Tally the lines that contain the string "color" and state that total without comment.

═══ GIVEN INFORMATION

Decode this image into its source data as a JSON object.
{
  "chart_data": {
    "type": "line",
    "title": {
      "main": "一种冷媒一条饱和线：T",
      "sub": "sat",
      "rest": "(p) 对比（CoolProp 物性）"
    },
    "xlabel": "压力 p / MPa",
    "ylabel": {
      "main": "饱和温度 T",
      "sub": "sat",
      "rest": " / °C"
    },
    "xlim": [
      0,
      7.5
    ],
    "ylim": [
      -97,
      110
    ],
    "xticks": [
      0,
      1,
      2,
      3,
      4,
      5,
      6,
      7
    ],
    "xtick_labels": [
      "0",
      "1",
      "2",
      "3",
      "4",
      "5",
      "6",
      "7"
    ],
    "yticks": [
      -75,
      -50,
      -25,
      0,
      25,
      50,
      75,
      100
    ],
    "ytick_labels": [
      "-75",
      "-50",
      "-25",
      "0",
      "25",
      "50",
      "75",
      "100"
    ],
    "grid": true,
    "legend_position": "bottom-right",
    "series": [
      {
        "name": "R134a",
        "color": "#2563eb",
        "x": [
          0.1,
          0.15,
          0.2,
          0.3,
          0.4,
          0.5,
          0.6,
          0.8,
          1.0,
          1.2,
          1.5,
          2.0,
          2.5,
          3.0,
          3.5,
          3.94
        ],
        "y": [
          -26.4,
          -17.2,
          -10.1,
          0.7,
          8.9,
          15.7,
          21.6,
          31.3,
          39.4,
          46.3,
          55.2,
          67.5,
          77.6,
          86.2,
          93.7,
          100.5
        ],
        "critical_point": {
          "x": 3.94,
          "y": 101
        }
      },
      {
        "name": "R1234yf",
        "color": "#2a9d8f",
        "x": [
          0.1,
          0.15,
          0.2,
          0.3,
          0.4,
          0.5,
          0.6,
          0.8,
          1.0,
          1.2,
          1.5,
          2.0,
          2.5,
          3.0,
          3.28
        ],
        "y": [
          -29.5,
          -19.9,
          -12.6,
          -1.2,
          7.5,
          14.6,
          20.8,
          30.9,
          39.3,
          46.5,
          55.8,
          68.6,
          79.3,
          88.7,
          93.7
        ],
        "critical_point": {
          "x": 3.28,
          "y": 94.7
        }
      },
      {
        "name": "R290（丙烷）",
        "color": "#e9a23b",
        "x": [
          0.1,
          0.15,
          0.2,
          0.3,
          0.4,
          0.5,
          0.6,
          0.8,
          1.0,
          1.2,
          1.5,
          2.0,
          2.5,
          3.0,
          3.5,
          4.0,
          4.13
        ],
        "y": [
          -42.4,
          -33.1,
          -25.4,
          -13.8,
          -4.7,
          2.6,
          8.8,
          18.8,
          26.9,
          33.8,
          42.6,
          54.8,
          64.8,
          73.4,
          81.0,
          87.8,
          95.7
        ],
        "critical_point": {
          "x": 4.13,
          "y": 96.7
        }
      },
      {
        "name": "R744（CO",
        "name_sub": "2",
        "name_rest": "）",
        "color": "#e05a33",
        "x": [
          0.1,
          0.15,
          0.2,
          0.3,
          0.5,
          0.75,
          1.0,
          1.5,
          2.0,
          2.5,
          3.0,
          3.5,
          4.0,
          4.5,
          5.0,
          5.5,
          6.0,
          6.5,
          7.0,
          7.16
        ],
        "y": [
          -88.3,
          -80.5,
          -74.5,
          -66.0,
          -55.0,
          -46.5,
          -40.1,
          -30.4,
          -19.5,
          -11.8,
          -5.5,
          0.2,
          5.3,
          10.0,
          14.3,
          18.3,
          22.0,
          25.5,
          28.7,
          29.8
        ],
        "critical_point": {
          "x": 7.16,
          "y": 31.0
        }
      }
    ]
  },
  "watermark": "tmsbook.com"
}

══════

RIGHT ANSWER –
4